━━ Input data

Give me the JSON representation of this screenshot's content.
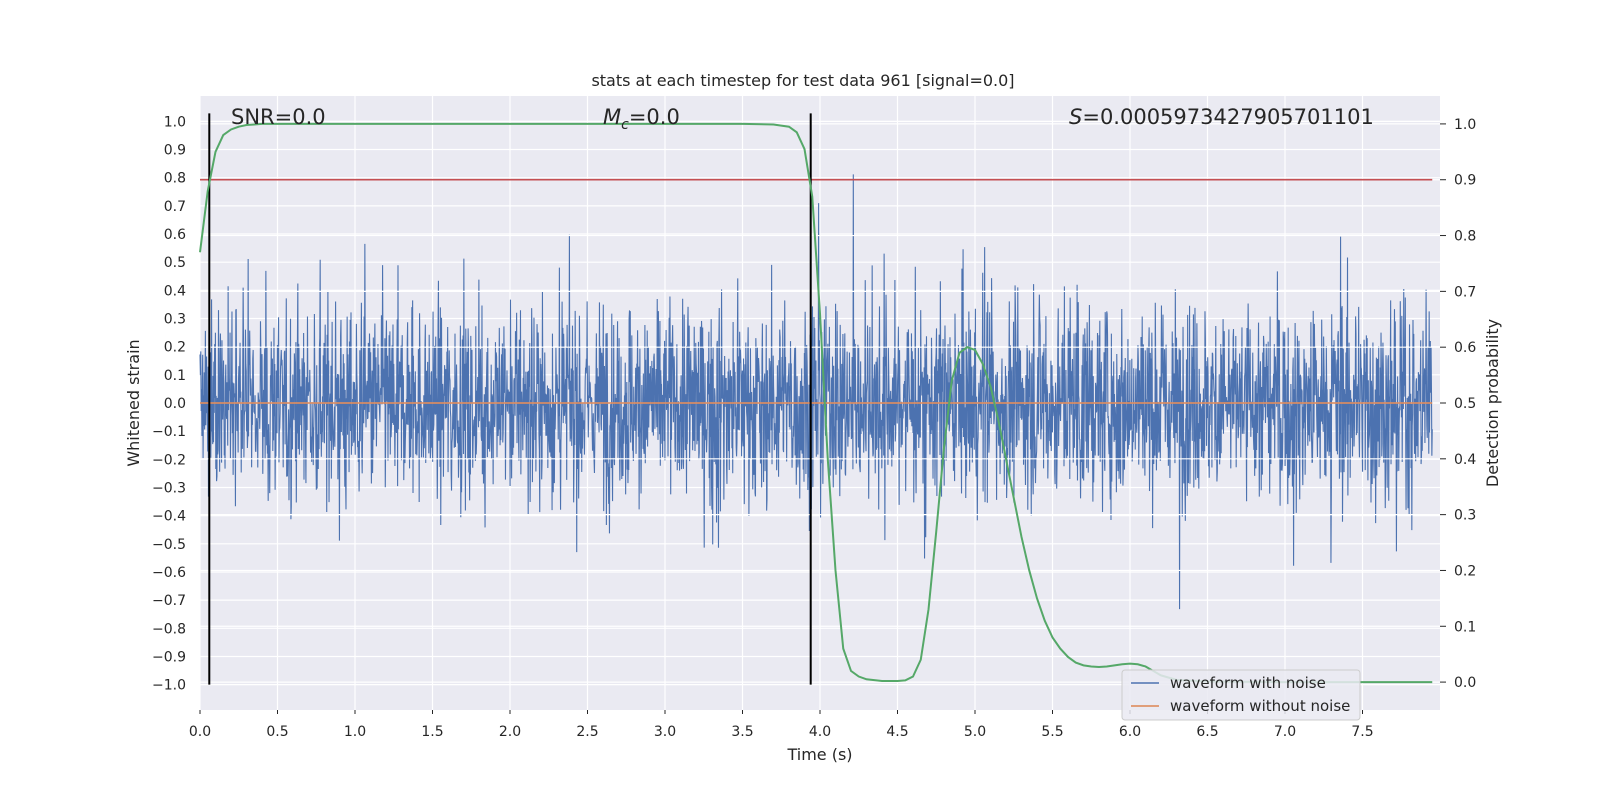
{
  "chart_data": {
    "type": "line",
    "title": "stats at each timestep for test data 961 [signal=0.0]",
    "xlabel": "Time (s)",
    "ylabel": "Whitened strain",
    "y2label": "Detection probability",
    "xlim": [
      0.0,
      8.0
    ],
    "ylim": [
      -1.09,
      1.09
    ],
    "y2lim": [
      -0.05,
      1.05
    ],
    "xticks": [
      0.0,
      0.5,
      1.0,
      1.5,
      2.0,
      2.5,
      3.0,
      3.5,
      4.0,
      4.5,
      5.0,
      5.5,
      6.0,
      6.5,
      7.0,
      7.5
    ],
    "yticks": [
      -1.0,
      -0.9,
      -0.8,
      -0.7,
      -0.6,
      -0.5,
      -0.4,
      -0.3,
      -0.2,
      -0.1,
      0.0,
      0.1,
      0.2,
      0.3,
      0.4,
      0.5,
      0.6,
      0.7,
      0.8,
      0.9,
      1.0
    ],
    "y2ticks": [
      0.0,
      0.1,
      0.2,
      0.3,
      0.4,
      0.5,
      0.6,
      0.7,
      0.8,
      0.9,
      1.0
    ],
    "grid": true,
    "legend_placement": "lower-right",
    "annotations": {
      "snr": "SNR=0.0",
      "mc_symbol": "M",
      "mc_sub": "c",
      "mc_value": "=0.0",
      "s_symbol": "S",
      "s_value": "=0.0005973427905701101"
    },
    "legend": {
      "noise": "waveform with noise",
      "clean": "waveform without noise"
    },
    "colors": {
      "noisy": "#4c72b0",
      "clean": "#dd8452",
      "probability": "#55a868",
      "threshold": "#c44e52",
      "marker": "#000000",
      "background": "#eaeaf2",
      "grid": "#ffffff"
    },
    "vertical_markers_x": [
      0.06,
      3.94
    ],
    "threshold_prob": 0.9,
    "clean_waveform_value": 0.0,
    "noise_envelope": {
      "min": -1.0,
      "max": 1.0
    },
    "series": [
      {
        "name": "waveform with noise",
        "axis": "left",
        "sampling": "dense noise, 0-8 s",
        "approx_range": [
          -1.0,
          1.0
        ]
      },
      {
        "name": "waveform without noise",
        "axis": "left",
        "x": [
          0.0,
          8.0
        ],
        "y": [
          0.0,
          0.0
        ]
      },
      {
        "name": "detection probability",
        "axis": "right",
        "x": [
          0.0,
          0.05,
          0.1,
          0.15,
          0.2,
          0.25,
          0.3,
          0.35,
          0.4,
          0.5,
          0.6,
          0.8,
          1.0,
          1.5,
          2.0,
          2.5,
          3.0,
          3.5,
          3.7,
          3.8,
          3.85,
          3.9,
          3.95,
          4.0,
          4.05,
          4.1,
          4.15,
          4.2,
          4.25,
          4.3,
          4.4,
          4.5,
          4.55,
          4.6,
          4.65,
          4.7,
          4.75,
          4.8,
          4.85,
          4.9,
          4.95,
          5.0,
          5.05,
          5.1,
          5.15,
          5.2,
          5.25,
          5.3,
          5.35,
          5.4,
          5.45,
          5.5,
          5.55,
          5.6,
          5.65,
          5.7,
          5.75,
          5.8,
          5.85,
          5.9,
          5.95,
          6.0,
          6.05,
          6.1,
          6.15,
          6.2,
          6.3,
          6.5,
          7.0,
          7.5,
          7.95
        ],
        "y": [
          0.77,
          0.88,
          0.95,
          0.98,
          0.99,
          0.995,
          0.998,
          0.999,
          1.0,
          1.0,
          1.0,
          1.0,
          1.0,
          1.0,
          1.0,
          1.0,
          1.0,
          1.0,
          0.999,
          0.995,
          0.985,
          0.955,
          0.87,
          0.66,
          0.4,
          0.2,
          0.06,
          0.02,
          0.01,
          0.005,
          0.002,
          0.002,
          0.003,
          0.01,
          0.04,
          0.13,
          0.27,
          0.42,
          0.54,
          0.59,
          0.6,
          0.595,
          0.57,
          0.53,
          0.47,
          0.4,
          0.33,
          0.26,
          0.2,
          0.15,
          0.11,
          0.08,
          0.06,
          0.045,
          0.035,
          0.03,
          0.028,
          0.027,
          0.028,
          0.03,
          0.032,
          0.033,
          0.032,
          0.028,
          0.02,
          0.012,
          0.004,
          0.001,
          0.0,
          0.0,
          0.0
        ]
      }
    ]
  }
}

━━━━

• _Exercise goal_:
Without the pictures, repeat all the records word for word.

• _Answer to the problem_:
Give me the JSON representation of this screenshot's content.
{
  "chart_data": {
    "type": "line",
    "title": "stats at each timestep for test data 961 [signal=0.0]",
    "xlabel": "Time (s)",
    "ylabel": "Whitened strain",
    "y2label": "Detection probability",
    "xlim": [
      0.0,
      8.0
    ],
    "ylim": [
      -1.09,
      1.09
    ],
    "y2lim": [
      -0.05,
      1.05
    ],
    "xticks": [
      0.0,
      0.5,
      1.0,
      1.5,
      2.0,
      2.5,
      3.0,
      3.5,
      4.0,
      4.5,
      5.0,
      5.5,
      6.0,
      6.5,
      7.0,
      7.5
    ],
    "yticks": [
      -1.0,
      -0.9,
      -0.8,
      -0.7,
      -0.6,
      -0.5,
      -0.4,
      -0.3,
      -0.2,
      -0.1,
      0.0,
      0.1,
      0.2,
      0.3,
      0.4,
      0.5,
      0.6,
      0.7,
      0.8,
      0.9,
      1.0
    ],
    "y2ticks": [
      0.0,
      0.1,
      0.2,
      0.3,
      0.4,
      0.5,
      0.6,
      0.7,
      0.8,
      0.9,
      1.0
    ],
    "grid": true,
    "legend_placement": "lower-right",
    "annotations": {
      "snr": "SNR=0.0",
      "mc_symbol": "M",
      "mc_sub": "c",
      "mc_value": "=0.0",
      "s_symbol": "S",
      "s_value": "=0.0005973427905701101"
    },
    "legend": {
      "noise": "waveform with noise",
      "clean": "waveform without noise"
    },
    "colors": {
      "noisy": "#4c72b0",
      "clean": "#dd8452",
      "probability": "#55a868",
      "threshold": "#c44e52",
      "marker": "#000000",
      "background": "#eaeaf2",
      "grid": "#ffffff"
    },
    "vertical_markers_x": [
      0.06,
      3.94
    ],
    "threshold_prob": 0.9,
    "clean_waveform_value": 0.0,
    "noise_envelope": {
      "min": -1.0,
      "max": 1.0
    },
    "series": [
      {
        "name": "waveform with noise",
        "axis": "left",
        "sampling": "dense noise, 0-8 s",
        "approx_range": [
          -1.0,
          1.0
        ]
      },
      {
        "name": "waveform without noise",
        "axis": "left",
        "x": [
          0.0,
          8.0
        ],
        "y": [
          0.0,
          0.0
        ]
      },
      {
        "name": "detection probability",
        "axis": "right",
        "x": [
          0.0,
          0.05,
          0.1,
          0.15,
          0.2,
          0.25,
          0.3,
          0.35,
          0.4,
          0.5,
          0.6,
          0.8,
          1.0,
          1.5,
          2.0,
          2.5,
          3.0,
          3.5,
          3.7,
          3.8,
          3.85,
          3.9,
          3.95,
          4.0,
          4.05,
          4.1,
          4.15,
          4.2,
          4.25,
          4.3,
          4.4,
          4.5,
          4.55,
          4.6,
          4.65,
          4.7,
          4.75,
          4.8,
          4.85,
          4.9,
          4.95,
          5.0,
          5.05,
          5.1,
          5.15,
          5.2,
          5.25,
          5.3,
          5.35,
          5.4,
          5.45,
          5.5,
          5.55,
          5.6,
          5.65,
          5.7,
          5.75,
          5.8,
          5.85,
          5.9,
          5.95,
          6.0,
          6.05,
          6.1,
          6.15,
          6.2,
          6.3,
          6.5,
          7.0,
          7.5,
          7.95
        ],
        "y": [
          0.77,
          0.88,
          0.95,
          0.98,
          0.99,
          0.995,
          0.998,
          0.999,
          1.0,
          1.0,
          1.0,
          1.0,
          1.0,
          1.0,
          1.0,
          1.0,
          1.0,
          1.0,
          0.999,
          0.995,
          0.985,
          0.955,
          0.87,
          0.66,
          0.4,
          0.2,
          0.06,
          0.02,
          0.01,
          0.005,
          0.002,
          0.002,
          0.003,
          0.01,
          0.04,
          0.13,
          0.27,
          0.42,
          0.54,
          0.59,
          0.6,
          0.595,
          0.57,
          0.53,
          0.47,
          0.4,
          0.33,
          0.26,
          0.2,
          0.15,
          0.11,
          0.08,
          0.06,
          0.045,
          0.035,
          0.03,
          0.028,
          0.027,
          0.028,
          0.03,
          0.032,
          0.033,
          0.032,
          0.028,
          0.02,
          0.012,
          0.004,
          0.001,
          0.0,
          0.0,
          0.0
        ]
      }
    ]
  }
}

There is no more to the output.